- [Stated goal]: Your answer should be only a number: how many lines include the word "remove".

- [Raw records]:
•••
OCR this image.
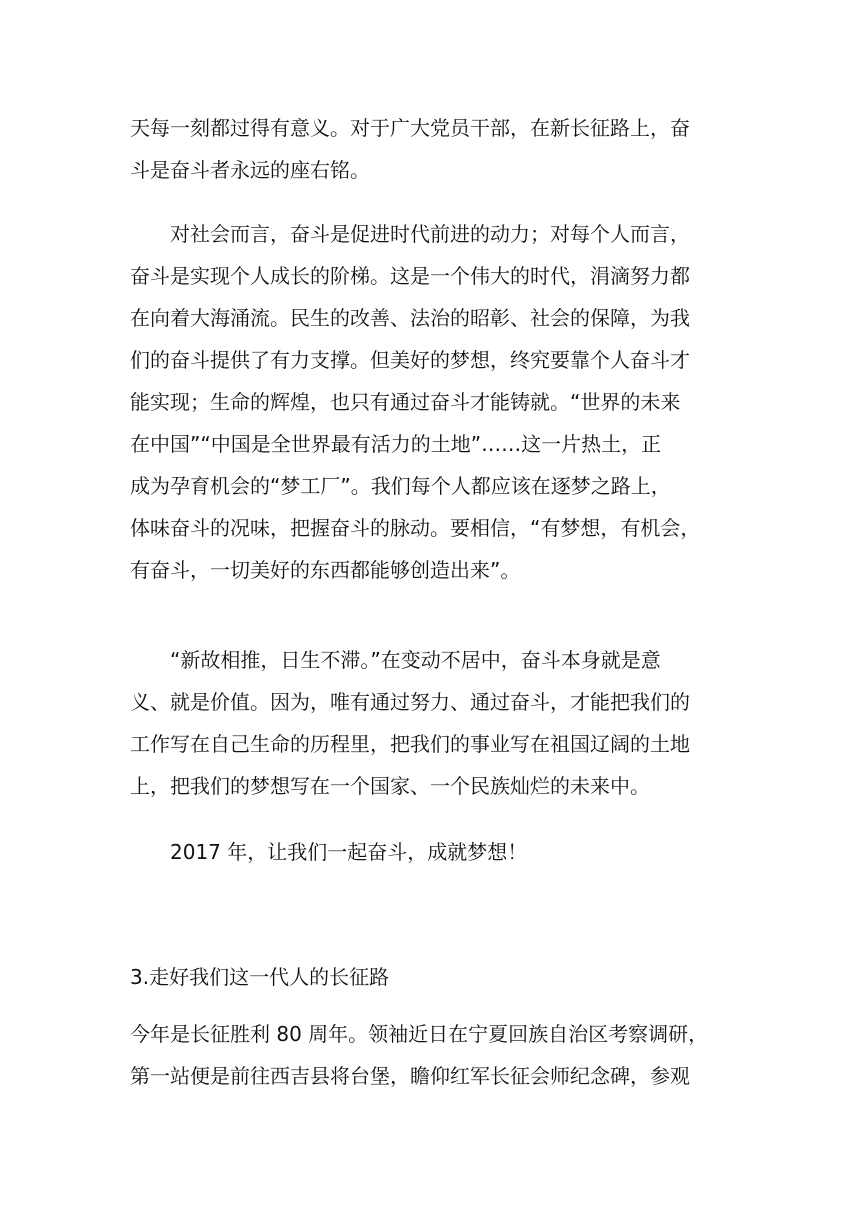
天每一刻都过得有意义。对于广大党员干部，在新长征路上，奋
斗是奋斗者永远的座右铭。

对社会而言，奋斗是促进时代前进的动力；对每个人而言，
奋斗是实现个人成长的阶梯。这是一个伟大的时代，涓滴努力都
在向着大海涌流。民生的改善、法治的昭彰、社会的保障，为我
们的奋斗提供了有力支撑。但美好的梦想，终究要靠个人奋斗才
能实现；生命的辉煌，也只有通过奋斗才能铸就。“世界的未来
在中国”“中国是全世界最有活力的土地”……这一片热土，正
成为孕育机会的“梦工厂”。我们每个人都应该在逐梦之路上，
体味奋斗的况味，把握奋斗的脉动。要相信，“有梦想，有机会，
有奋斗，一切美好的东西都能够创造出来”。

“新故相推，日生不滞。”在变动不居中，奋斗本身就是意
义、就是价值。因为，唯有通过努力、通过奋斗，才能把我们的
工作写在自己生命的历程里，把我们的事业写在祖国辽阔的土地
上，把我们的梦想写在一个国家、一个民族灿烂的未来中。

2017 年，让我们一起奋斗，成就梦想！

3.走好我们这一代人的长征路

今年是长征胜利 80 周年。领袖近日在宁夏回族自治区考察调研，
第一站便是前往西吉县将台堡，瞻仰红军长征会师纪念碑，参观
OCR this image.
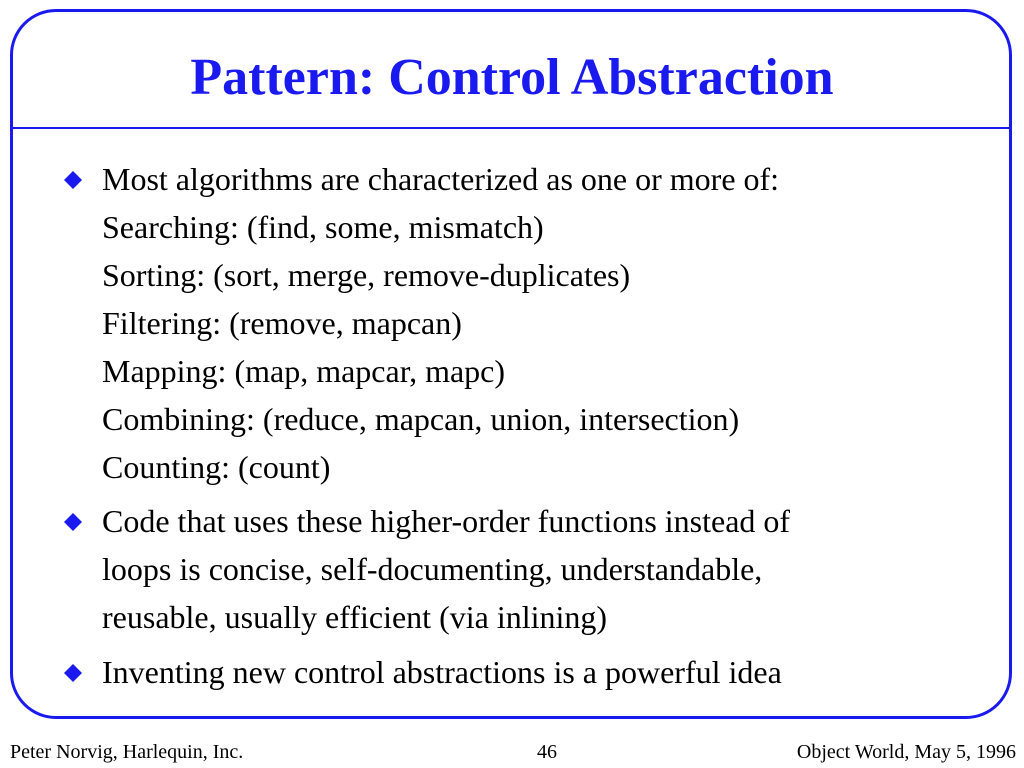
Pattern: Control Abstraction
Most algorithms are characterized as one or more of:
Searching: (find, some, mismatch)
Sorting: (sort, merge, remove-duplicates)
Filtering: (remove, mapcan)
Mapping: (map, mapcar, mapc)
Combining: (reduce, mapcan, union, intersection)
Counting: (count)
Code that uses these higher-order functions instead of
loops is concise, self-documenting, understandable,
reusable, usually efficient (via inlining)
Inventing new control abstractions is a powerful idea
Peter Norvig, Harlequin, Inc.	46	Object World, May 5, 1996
•••
- [Task answer]: 2